*Task statement:* For each line below that includes the word "представителя", make a copy.

*Data records:*
━━━━

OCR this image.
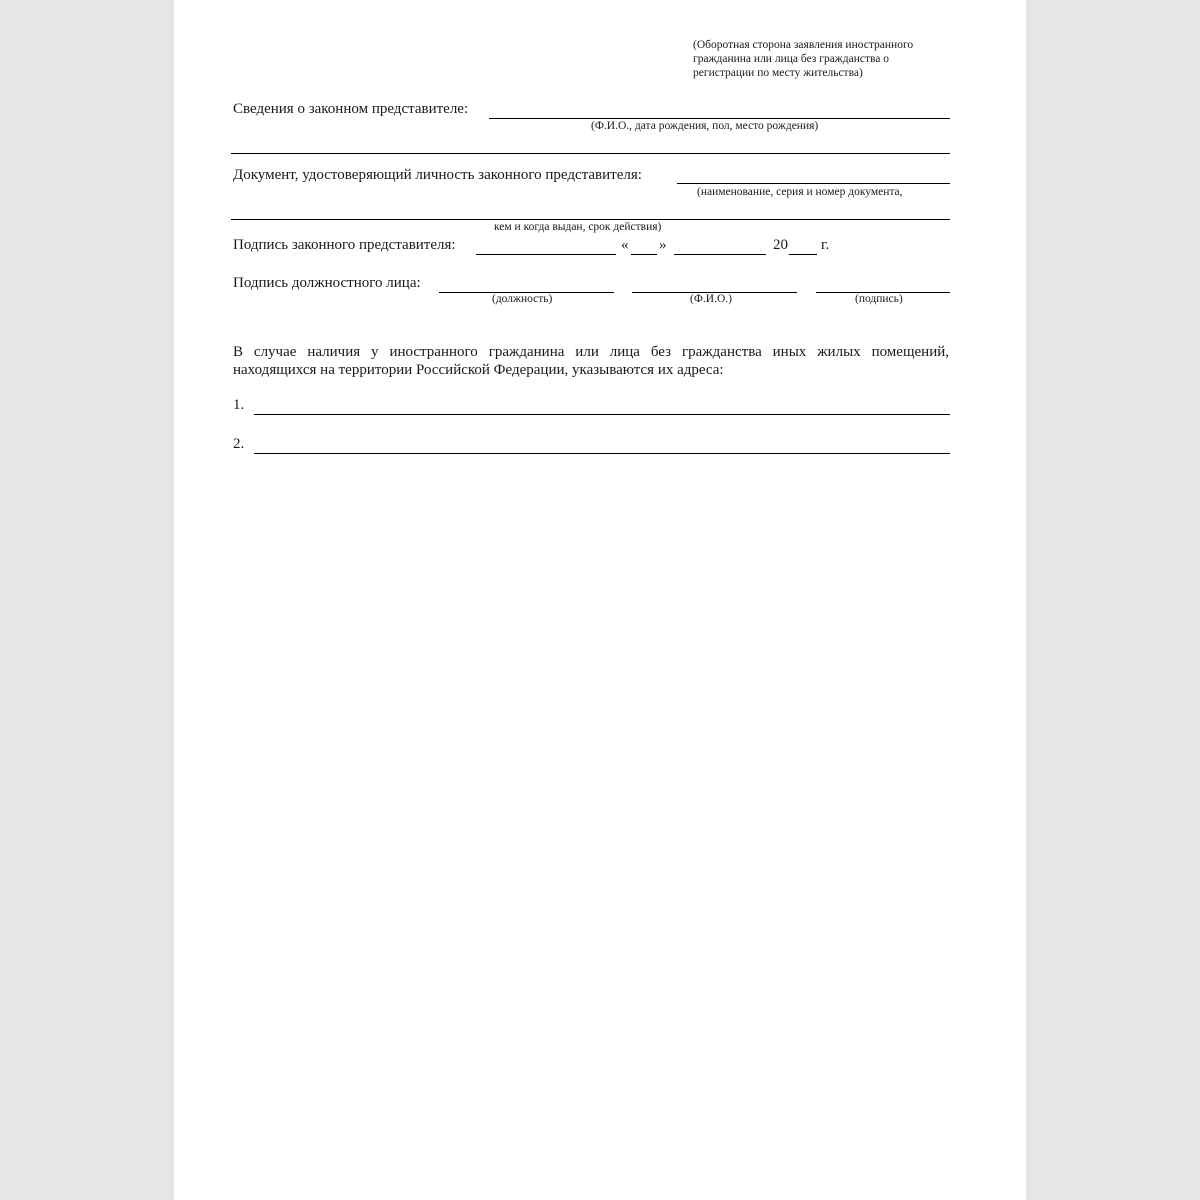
(Оборотная сторона заявления иностранного
гражданина или лица без гражданства о
регистрации по месту жительства)
Сведения о законном представителе:
(Ф.И.О., дата рождения, пол, место рождения)
Документ, удостоверяющий личность законного представителя:
(наименование, серия и номер документа,
кем и когда выдан, срок действия)
Подпись законного представителя:	« »	20 г.
Подпись должностного лица:
(должность)	(Ф.И.О.)	(подпись)
В случае наличия у иностранного гражданина или лица без гражданства иных жилых помещений,
находящихся на территории Российской Федерации, указываются их адреса:
1.
2.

━━━━

*Finished exercise:*
Документ, удостоверяющий личность законного представителя:
Подпись законного представителя:	« »	20 г.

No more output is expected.